» GIVEN INSTRUCTION
Extract the listing below in full, unchanged.

____ ENTRIES SHOWN

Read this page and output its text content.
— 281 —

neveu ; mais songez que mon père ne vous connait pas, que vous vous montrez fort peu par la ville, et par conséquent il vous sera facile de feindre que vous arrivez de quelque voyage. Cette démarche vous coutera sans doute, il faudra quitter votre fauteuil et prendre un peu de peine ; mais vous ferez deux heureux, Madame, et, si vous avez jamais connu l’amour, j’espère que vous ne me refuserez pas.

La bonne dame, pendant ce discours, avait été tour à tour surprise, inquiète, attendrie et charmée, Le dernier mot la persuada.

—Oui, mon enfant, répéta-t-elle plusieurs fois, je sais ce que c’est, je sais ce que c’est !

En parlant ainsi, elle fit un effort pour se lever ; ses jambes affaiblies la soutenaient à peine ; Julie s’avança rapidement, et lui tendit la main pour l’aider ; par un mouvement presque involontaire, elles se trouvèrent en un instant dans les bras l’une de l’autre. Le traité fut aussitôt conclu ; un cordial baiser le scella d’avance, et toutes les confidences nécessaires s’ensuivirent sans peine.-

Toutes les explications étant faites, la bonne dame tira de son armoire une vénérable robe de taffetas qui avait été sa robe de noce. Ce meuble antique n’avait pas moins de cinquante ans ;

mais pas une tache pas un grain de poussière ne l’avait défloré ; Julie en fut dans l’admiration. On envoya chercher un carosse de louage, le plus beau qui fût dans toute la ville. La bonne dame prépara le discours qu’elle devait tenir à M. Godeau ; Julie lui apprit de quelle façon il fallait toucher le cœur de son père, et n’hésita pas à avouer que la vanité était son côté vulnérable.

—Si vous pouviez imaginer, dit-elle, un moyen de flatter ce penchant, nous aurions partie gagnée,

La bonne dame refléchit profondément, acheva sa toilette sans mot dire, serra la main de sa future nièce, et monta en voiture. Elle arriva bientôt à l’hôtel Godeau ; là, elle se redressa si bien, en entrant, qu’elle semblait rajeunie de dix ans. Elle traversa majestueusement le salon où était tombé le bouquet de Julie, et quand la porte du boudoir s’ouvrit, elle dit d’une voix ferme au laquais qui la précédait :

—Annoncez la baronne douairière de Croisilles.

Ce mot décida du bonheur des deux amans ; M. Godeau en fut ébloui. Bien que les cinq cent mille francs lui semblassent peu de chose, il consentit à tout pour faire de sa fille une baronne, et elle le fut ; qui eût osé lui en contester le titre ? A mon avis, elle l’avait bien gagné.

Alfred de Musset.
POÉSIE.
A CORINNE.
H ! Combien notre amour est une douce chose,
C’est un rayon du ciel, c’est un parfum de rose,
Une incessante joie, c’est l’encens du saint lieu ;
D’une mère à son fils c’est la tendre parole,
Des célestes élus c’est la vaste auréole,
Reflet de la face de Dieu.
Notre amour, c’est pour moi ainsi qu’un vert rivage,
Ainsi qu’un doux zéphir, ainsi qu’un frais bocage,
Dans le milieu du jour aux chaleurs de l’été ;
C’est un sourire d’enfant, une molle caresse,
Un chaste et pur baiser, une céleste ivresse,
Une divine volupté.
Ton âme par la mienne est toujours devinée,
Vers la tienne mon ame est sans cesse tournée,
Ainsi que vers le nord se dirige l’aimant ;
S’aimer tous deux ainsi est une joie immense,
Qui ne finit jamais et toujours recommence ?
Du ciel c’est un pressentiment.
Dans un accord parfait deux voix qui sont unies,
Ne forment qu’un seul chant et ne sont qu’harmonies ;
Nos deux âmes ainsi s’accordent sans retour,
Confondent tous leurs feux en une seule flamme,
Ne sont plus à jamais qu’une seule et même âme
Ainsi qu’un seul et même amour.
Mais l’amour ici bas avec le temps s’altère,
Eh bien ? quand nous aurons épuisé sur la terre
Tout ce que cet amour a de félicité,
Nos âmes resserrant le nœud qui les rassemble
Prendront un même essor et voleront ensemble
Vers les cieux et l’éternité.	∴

________

» FINISHED ANSWER
Read this page and output its text content.
— 281 —

neveu ; mais songez que mon père ne vous connait pas, que vous vous montrez fort peu par la ville, et par conséquent il vous sera facile de feindre que vous arrivez de quelque voyage. Cette démarche vous coutera sans doute, il faudra quitter votre fauteuil et prendre un peu de peine ; mais vous ferez deux heureux, Madame, et, si vous avez jamais connu l’amour, j’espère que vous ne me refuserez pas.

La bonne dame, pendant ce discours, avait été tour à tour surprise, inquiète, attendrie et charmée, Le dernier mot la persuada.

—Oui, mon enfant, répéta-t-elle plusieurs fois, je sais ce que c’est, je sais ce que c’est !

En parlant ainsi, elle fit un effort pour se lever ; ses jambes affaiblies la soutenaient à peine ; Julie s’avança rapidement, et lui tendit la main pour l’aider ; par un mouvement presque involontaire, elles se trouvèrent en un instant dans les bras l’une de l’autre. Le traité fut aussitôt conclu ; un cordial baiser le scella d’avance, et toutes les confidences nécessaires s’ensuivirent sans peine.-

Toutes les explications étant faites, la bonne dame tira de son armoire une vénérable robe de taffetas qui avait été sa robe de noce. Ce meuble antique n’avait pas moins de cinquante ans ;

mais pas une tache pas un grain de poussière ne l’avait défloré ; Julie en fut dans l’admiration. On envoya chercher un carosse de louage, le plus beau qui fût dans toute la ville. La bonne dame prépara le discours qu’elle devait tenir à M. Godeau ; Julie lui apprit de quelle façon il fallait toucher le cœur de son père, et n’hésita pas à avouer que la vanité était son côté vulnérable.

—Si vous pouviez imaginer, dit-elle, un moyen de flatter ce penchant, nous aurions partie gagnée,

La bonne dame refléchit profondément, acheva sa toilette sans mot dire, serra la main de sa future nièce, et monta en voiture. Elle arriva bientôt à l’hôtel Godeau ; là, elle se redressa si bien, en entrant, qu’elle semblait rajeunie de dix ans. Elle traversa majestueusement le salon où était tombé le bouquet de Julie, et quand la porte du boudoir s’ouvrit, elle dit d’une voix ferme au laquais qui la précédait :

—Annoncez la baronne douairière de Croisilles.

Ce mot décida du bonheur des deux amans ; M. Godeau en fut ébloui. Bien que les cinq cent mille francs lui semblassent peu de chose, il consentit à tout pour faire de sa fille une baronne, et elle le fut ; qui eût osé lui en contester le titre ? A mon avis, elle l’avait bien gagné.

Alfred de Musset.
POÉSIE.
A CORINNE.
H ! Combien notre amour est une douce chose,
C’est un rayon du ciel, c’est un parfum de rose,
Une incessante joie, c’est l’encens du saint lieu ;
D’une mère à son fils c’est la tendre parole,
Des célestes élus c’est la vaste auréole,
Reflet de la face de Dieu.
Notre amour, c’est pour moi ainsi qu’un vert rivage,
Ainsi qu’un doux zéphir, ainsi qu’un frais bocage,
Dans le milieu du jour aux chaleurs de l’été ;
C’est un sourire d’enfant, une molle caresse,
Un chaste et pur baiser, une céleste ivresse,
Une divine volupté.
Ton âme par la mienne est toujours devinée,
Vers la tienne mon ame est sans cesse tournée,
Ainsi que vers le nord se dirige l’aimant ;
S’aimer tous deux ainsi est une joie immense,
Qui ne finit jamais et toujours recommence ?
Du ciel c’est un pressentiment.
Dans un accord parfait deux voix qui sont unies,
Ne forment qu’un seul chant et ne sont qu’harmonies ;
Nos deux âmes ainsi s’accordent sans retour,
Confondent tous leurs feux en une seule flamme,
Ne sont plus à jamais qu’une seule et même âme
Ainsi qu’un seul et même amour.
Mais l’amour ici bas avec le temps s’altère,
Eh bien ? quand nous aurons épuisé sur la terre
Tout ce que cet amour a de félicité,
Nos âmes resserrant le nœud qui les rassemble
Prendront un même essor et voleront ensemble
Vers les cieux et l’éternité.	∴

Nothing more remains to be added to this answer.